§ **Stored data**
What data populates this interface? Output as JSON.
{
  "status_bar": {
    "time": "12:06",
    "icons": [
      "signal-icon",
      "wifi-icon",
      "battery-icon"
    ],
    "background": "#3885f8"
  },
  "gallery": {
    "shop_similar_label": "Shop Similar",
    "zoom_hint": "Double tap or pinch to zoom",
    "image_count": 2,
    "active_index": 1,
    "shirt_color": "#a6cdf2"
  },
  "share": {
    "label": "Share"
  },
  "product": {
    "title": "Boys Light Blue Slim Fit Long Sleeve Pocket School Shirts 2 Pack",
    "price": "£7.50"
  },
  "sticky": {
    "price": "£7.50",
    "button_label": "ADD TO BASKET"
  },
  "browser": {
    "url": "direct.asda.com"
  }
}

§ **Exercise directions**
Recite the full listing above exactly.

§ **Complete answer**
What data populates this interface? Output as JSON.
{
  "status_bar": {
    "time": "12:06",
    "icons": [
      "signal-icon",
      "wifi-icon",
      "battery-icon"
    ],
    "background": "#3885f8"
  },
  "gallery": {
    "shop_similar_label": "Shop Similar",
    "zoom_hint": "Double tap or pinch to zoom",
    "image_count": 2,
    "active_index": 1,
    "shirt_color": "#a6cdf2"
  },
  "share": {
    "label": "Share"
  },
  "product": {
    "title": "Boys Light Blue Slim Fit Long Sleeve Pocket School Shirts 2 Pack",
    "price": "£7.50"
  },
  "sticky": {
    "price": "£7.50",
    "button_label": "ADD TO BASKET"
  },
  "browser": {
    "url": "direct.asda.com"
  }
}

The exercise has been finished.